EXERCISE PROMPT: Write out every single entry exactly.

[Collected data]
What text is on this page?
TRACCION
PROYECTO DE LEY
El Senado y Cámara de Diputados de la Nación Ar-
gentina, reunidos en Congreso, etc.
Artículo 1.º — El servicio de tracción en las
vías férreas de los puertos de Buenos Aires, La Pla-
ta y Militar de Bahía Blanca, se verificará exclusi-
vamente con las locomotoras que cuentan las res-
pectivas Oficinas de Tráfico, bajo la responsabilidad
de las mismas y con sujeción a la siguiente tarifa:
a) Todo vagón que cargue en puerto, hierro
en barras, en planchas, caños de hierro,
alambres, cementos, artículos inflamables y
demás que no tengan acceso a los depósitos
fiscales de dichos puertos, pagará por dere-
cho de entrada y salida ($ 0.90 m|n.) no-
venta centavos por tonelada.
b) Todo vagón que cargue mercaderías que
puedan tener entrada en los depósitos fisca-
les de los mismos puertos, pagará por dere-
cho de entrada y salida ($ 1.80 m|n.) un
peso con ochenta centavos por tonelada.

RESPONSE FOR THIS EXERCISE:
What text is on this page?
TRACCION
PROYECTO DE LEY
El Senado y Cámara de Diputados de la Nación Ar-
gentina, reunidos en Congreso, etc.
Artículo 1.º — El servicio de tracción en las
vías férreas de los puertos de Buenos Aires, La Pla-
ta y Militar de Bahía Blanca, se verificará exclusi-
vamente con las locomotoras que cuentan las res-
pectivas Oficinas de Tráfico, bajo la responsabilidad
de las mismas y con sujeción a la siguiente tarifa:
a) Todo vagón que cargue en puerto, hierro
en barras, en planchas, caños de hierro,
alambres, cementos, artículos inflamables y
demás que no tengan acceso a los depósitos
fiscales de dichos puertos, pagará por dere-
cho de entrada y salida ($ 0.90 m|n.) no-
venta centavos por tonelada.
b) Todo vagón que cargue mercaderías que
puedan tener entrada en los depósitos fisca-
les de los mismos puertos, pagará por dere-
cho de entrada y salida ($ 1.80 m|n.) un
peso con ochenta centavos por tonelada.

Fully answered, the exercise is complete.